#### WHAT YOU SHOULD DO:
Determine how many lines contain the string "Model", then reply with that figure only.

#### Dataset items:
·····

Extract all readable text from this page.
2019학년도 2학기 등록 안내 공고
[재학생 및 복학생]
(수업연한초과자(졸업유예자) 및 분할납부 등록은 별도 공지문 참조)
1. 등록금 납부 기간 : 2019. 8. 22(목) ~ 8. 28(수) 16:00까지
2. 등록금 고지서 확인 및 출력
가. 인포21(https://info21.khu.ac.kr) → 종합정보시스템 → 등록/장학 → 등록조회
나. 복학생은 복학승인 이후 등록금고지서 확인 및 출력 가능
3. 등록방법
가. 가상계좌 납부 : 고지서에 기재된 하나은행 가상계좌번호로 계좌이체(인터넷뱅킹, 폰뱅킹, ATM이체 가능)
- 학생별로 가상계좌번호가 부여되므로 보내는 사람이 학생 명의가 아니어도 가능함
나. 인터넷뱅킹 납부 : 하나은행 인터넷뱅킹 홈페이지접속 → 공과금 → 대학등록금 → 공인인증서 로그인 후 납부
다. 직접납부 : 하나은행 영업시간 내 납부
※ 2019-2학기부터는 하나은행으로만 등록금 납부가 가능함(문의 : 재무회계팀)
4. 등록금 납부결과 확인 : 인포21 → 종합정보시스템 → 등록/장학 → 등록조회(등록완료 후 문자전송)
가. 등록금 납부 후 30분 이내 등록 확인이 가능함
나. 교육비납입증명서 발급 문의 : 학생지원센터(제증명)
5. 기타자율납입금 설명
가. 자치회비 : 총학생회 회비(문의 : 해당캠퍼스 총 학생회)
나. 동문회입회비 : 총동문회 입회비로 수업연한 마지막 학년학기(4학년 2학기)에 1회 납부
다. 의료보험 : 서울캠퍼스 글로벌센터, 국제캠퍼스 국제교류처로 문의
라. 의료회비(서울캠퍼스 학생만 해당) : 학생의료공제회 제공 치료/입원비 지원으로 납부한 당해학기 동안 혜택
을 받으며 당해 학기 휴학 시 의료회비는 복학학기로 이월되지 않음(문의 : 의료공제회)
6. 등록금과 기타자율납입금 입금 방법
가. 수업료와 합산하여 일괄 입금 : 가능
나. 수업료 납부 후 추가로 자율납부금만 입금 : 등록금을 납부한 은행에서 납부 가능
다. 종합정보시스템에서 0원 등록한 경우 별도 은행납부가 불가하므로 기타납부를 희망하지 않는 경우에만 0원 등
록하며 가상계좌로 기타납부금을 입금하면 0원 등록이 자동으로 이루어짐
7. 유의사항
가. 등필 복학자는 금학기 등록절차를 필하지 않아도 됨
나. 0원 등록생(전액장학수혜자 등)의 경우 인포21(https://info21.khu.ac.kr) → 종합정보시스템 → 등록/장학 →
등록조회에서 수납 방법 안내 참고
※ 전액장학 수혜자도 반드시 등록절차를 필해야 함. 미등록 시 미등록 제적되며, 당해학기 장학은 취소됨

·····

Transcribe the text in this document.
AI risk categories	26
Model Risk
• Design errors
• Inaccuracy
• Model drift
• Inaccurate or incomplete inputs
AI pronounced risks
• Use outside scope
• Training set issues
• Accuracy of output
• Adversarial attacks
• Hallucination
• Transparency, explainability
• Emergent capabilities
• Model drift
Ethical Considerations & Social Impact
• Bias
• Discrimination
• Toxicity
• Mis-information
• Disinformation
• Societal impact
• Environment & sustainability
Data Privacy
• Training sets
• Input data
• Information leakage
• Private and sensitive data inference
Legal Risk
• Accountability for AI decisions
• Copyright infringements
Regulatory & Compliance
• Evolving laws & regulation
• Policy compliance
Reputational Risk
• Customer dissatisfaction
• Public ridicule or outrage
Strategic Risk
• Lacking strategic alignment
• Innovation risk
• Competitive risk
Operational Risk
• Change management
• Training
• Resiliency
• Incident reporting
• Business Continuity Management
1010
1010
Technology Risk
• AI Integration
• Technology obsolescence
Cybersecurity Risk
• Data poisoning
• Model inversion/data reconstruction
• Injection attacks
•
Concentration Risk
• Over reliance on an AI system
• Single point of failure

·····

#### TASK RESULT:
4